Records
##########

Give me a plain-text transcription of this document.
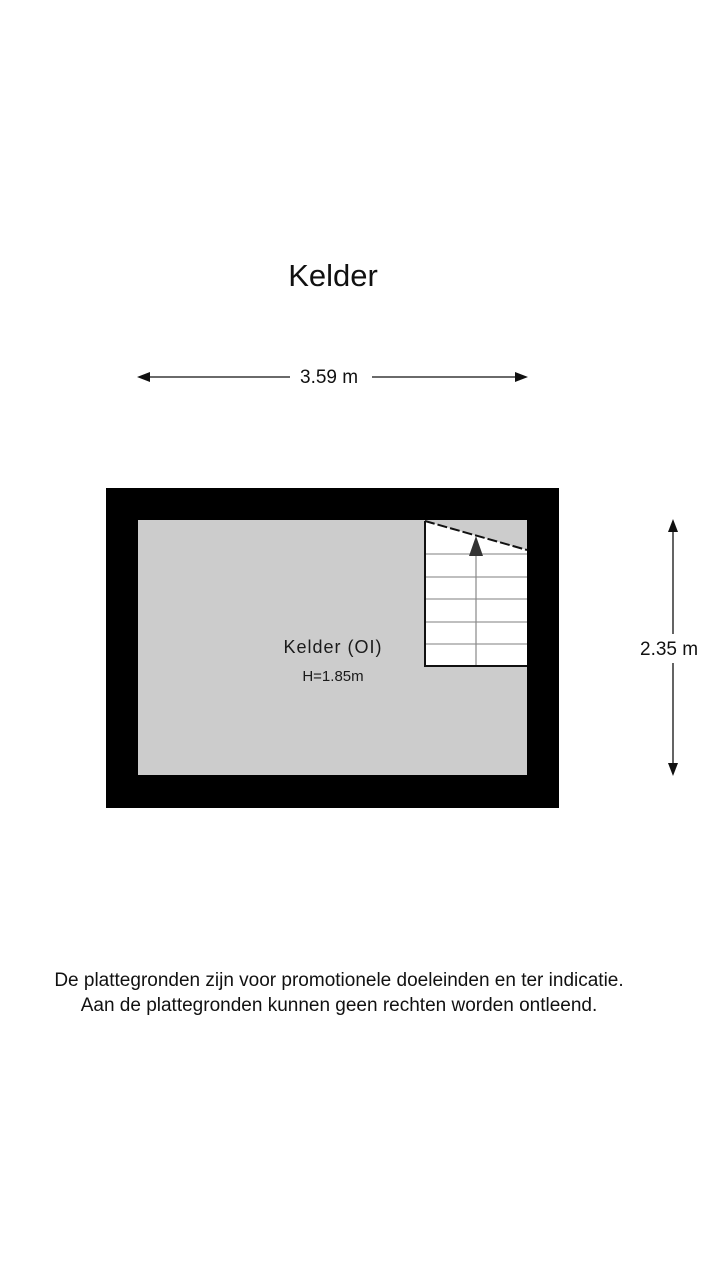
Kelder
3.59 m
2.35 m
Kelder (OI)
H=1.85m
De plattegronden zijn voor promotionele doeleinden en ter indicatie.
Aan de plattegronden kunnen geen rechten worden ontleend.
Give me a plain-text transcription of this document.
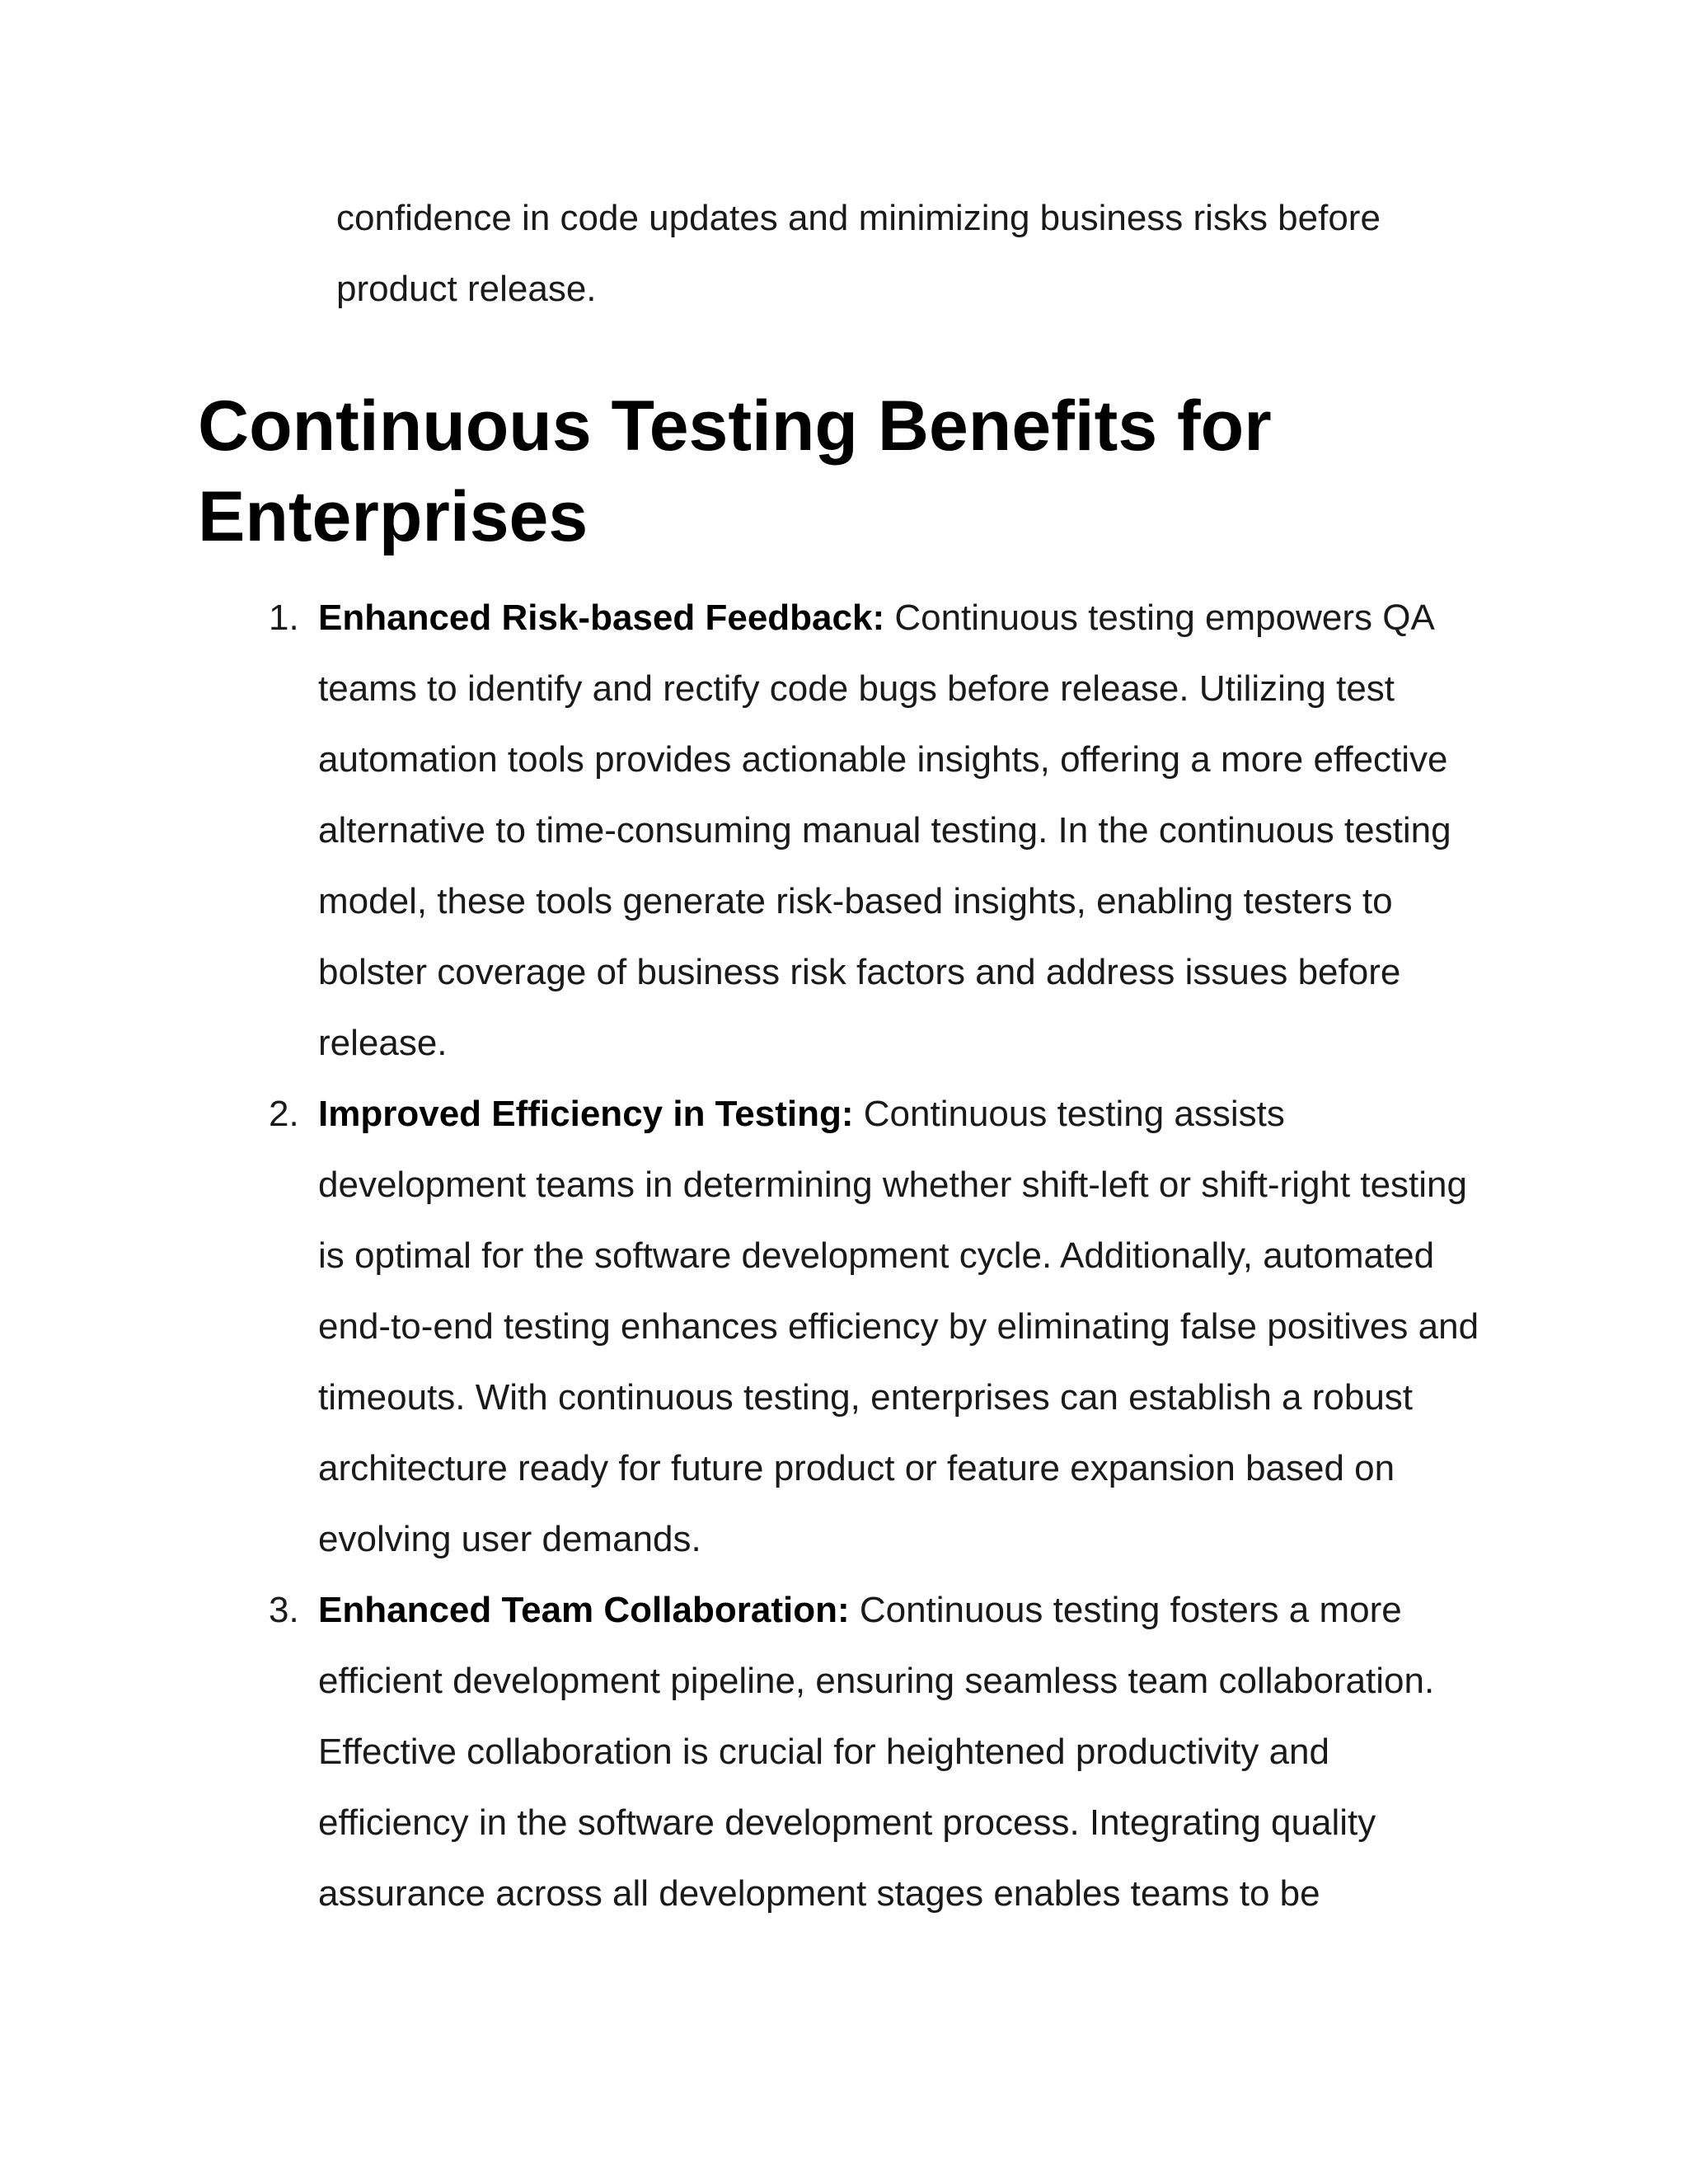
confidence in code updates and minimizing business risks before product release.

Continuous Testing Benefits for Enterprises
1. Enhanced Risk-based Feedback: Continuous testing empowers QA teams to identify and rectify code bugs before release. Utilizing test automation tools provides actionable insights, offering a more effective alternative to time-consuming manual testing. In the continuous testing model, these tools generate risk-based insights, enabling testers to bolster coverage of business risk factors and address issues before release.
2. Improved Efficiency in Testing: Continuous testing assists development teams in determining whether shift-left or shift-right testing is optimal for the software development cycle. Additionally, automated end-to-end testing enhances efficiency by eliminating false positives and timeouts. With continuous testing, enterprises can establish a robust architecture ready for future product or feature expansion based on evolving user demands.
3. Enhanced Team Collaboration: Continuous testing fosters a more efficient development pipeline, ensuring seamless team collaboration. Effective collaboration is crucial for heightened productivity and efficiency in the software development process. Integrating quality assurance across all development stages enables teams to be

##########

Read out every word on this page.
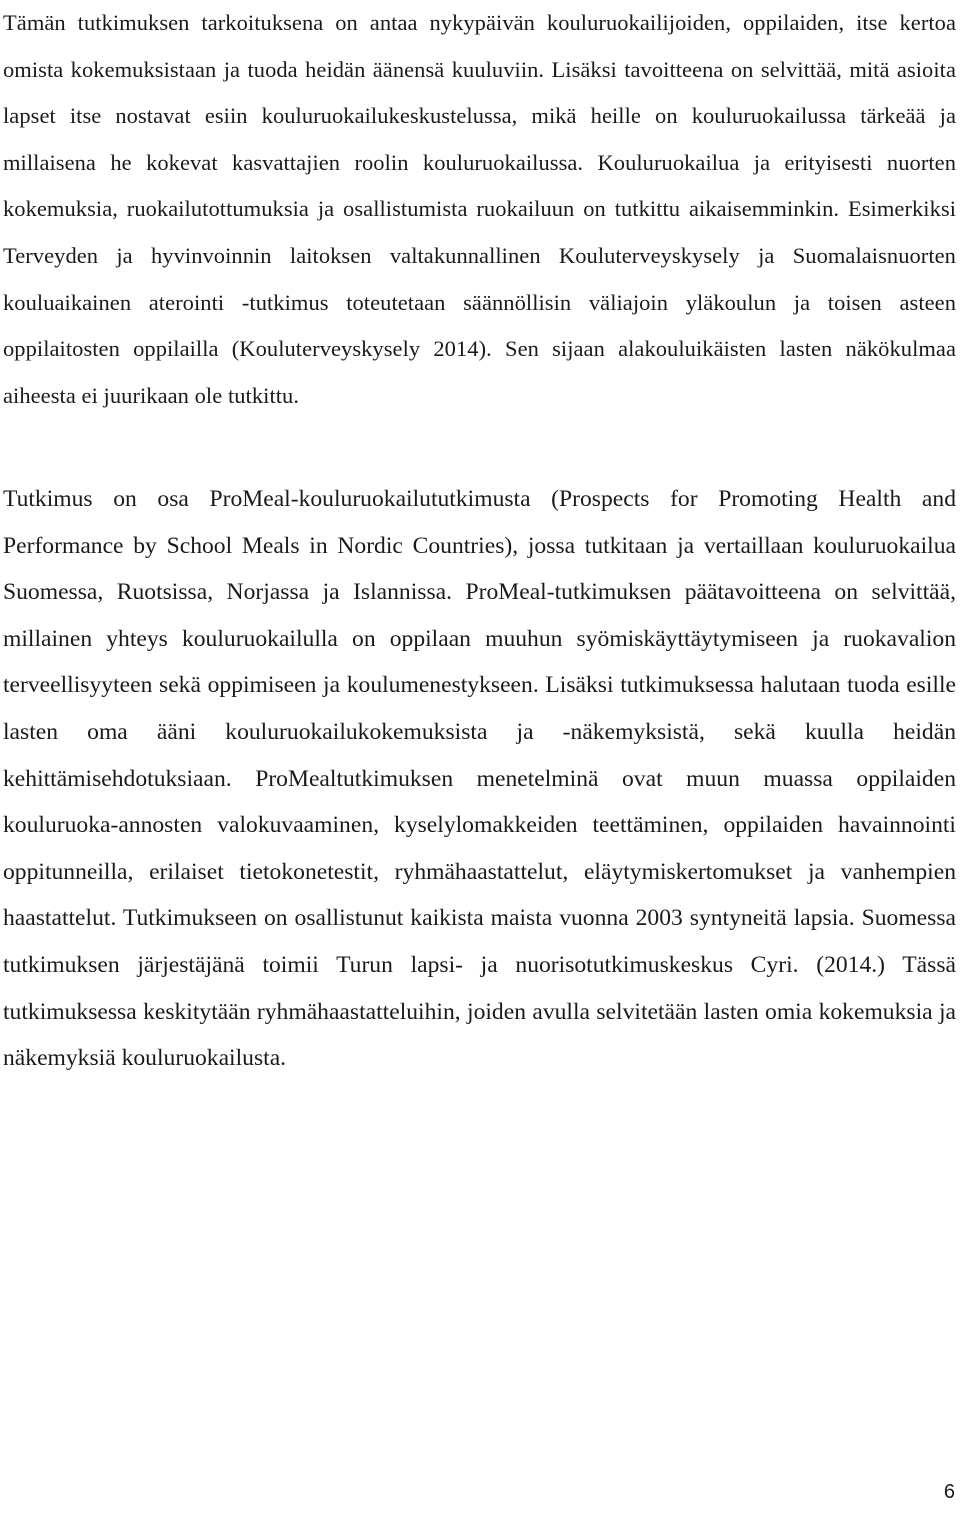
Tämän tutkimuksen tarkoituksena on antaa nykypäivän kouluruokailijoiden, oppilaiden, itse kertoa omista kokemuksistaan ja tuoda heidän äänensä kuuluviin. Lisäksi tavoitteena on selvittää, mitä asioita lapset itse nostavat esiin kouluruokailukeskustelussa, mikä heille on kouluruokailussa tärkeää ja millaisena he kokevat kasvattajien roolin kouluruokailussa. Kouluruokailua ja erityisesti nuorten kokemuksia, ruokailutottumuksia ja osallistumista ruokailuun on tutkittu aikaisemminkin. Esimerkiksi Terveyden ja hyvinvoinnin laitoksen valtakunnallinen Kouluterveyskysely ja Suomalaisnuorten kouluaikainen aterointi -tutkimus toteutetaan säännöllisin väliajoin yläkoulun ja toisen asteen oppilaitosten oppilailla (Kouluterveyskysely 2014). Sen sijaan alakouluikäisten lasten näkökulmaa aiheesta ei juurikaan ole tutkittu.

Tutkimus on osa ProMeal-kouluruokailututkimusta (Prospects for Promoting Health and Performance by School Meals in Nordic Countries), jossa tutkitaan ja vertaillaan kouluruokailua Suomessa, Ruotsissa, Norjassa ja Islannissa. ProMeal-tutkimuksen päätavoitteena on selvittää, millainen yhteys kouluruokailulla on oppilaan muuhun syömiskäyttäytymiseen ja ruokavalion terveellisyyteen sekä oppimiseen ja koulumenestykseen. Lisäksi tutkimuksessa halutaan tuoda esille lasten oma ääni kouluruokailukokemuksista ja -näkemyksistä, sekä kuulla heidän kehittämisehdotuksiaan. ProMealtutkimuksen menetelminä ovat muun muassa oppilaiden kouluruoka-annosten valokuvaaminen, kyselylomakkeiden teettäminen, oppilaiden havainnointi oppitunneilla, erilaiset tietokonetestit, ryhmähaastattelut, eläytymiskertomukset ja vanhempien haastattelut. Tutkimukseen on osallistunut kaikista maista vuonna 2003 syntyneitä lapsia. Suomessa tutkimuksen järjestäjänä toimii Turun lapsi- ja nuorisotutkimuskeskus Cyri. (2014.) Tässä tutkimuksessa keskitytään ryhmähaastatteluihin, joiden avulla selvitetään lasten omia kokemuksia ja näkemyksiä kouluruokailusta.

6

##########

Exercise aim
Reproduce each line of the material containing the word "plattegronden".

Correct answer
De plattegronden zijn voor promotionele doeleinden en ter indicatie.
Aan de plattegronden kunnen geen rechten worden ontleend.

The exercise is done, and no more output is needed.